Take the entries below and print all of them exactly, please.

******************************

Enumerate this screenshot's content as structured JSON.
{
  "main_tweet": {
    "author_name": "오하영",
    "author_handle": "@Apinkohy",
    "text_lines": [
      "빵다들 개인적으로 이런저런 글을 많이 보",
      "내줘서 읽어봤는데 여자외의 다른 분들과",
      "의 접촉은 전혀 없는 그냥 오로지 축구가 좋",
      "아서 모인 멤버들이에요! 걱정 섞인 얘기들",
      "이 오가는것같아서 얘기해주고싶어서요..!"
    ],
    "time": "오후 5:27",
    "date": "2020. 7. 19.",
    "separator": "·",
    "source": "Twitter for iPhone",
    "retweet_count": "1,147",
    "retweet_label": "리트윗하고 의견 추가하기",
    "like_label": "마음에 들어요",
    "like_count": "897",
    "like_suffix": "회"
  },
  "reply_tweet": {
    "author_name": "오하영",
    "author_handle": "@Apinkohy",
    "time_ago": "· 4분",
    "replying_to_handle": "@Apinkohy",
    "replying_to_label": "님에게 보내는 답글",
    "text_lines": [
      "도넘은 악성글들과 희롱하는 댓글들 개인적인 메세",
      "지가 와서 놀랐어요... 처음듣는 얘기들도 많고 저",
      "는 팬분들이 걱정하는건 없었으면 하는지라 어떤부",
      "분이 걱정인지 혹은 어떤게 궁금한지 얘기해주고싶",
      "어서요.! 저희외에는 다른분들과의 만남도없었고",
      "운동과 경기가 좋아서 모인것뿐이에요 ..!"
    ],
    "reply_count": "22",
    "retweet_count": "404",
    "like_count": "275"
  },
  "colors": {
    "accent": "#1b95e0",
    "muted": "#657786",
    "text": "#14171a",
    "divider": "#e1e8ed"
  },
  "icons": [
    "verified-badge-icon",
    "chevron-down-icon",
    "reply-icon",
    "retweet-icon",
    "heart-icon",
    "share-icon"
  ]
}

******************************

ANSWER TO THIS PROBLEM -
Enumerate this screenshot's content as structured JSON.
{
  "main_tweet": {
    "author_name": "오하영",
    "author_handle": "@Apinkohy",
    "text_lines": [
      "빵다들 개인적으로 이런저런 글을 많이 보",
      "내줘서 읽어봤는데 여자외의 다른 분들과",
      "의 접촉은 전혀 없는 그냥 오로지 축구가 좋",
      "아서 모인 멤버들이에요! 걱정 섞인 얘기들",
      "이 오가는것같아서 얘기해주고싶어서요..!"
    ],
    "time": "오후 5:27",
    "date": "2020. 7. 19.",
    "separator": "·",
    "source": "Twitter for iPhone",
    "retweet_count": "1,147",
    "retweet_label": "리트윗하고 의견 추가하기",
    "like_label": "마음에 들어요",
    "like_count": "897",
    "like_suffix": "회"
  },
  "reply_tweet": {
    "author_name": "오하영",
    "author_handle": "@Apinkohy",
    "time_ago": "· 4분",
    "replying_to_handle": "@Apinkohy",
    "replying_to_label": "님에게 보내는 답글",
    "text_lines": [
      "도넘은 악성글들과 희롱하는 댓글들 개인적인 메세",
      "지가 와서 놀랐어요... 처음듣는 얘기들도 많고 저",
      "는 팬분들이 걱정하는건 없었으면 하는지라 어떤부",
      "분이 걱정인지 혹은 어떤게 궁금한지 얘기해주고싶",
      "어서요.! 저희외에는 다른분들과의 만남도없었고",
      "운동과 경기가 좋아서 모인것뿐이에요 ..!"
    ],
    "reply_count": "22",
    "retweet_count": "404",
    "like_count": "275"
  },
  "colors": {
    "accent": "#1b95e0",
    "muted": "#657786",
    "text": "#14171a",
    "divider": "#e1e8ed"
  },
  "icons": [
    "verified-badge-icon",
    "chevron-down-icon",
    "reply-icon",
    "retweet-icon",
    "heart-icon",
    "share-icon"
  ]
}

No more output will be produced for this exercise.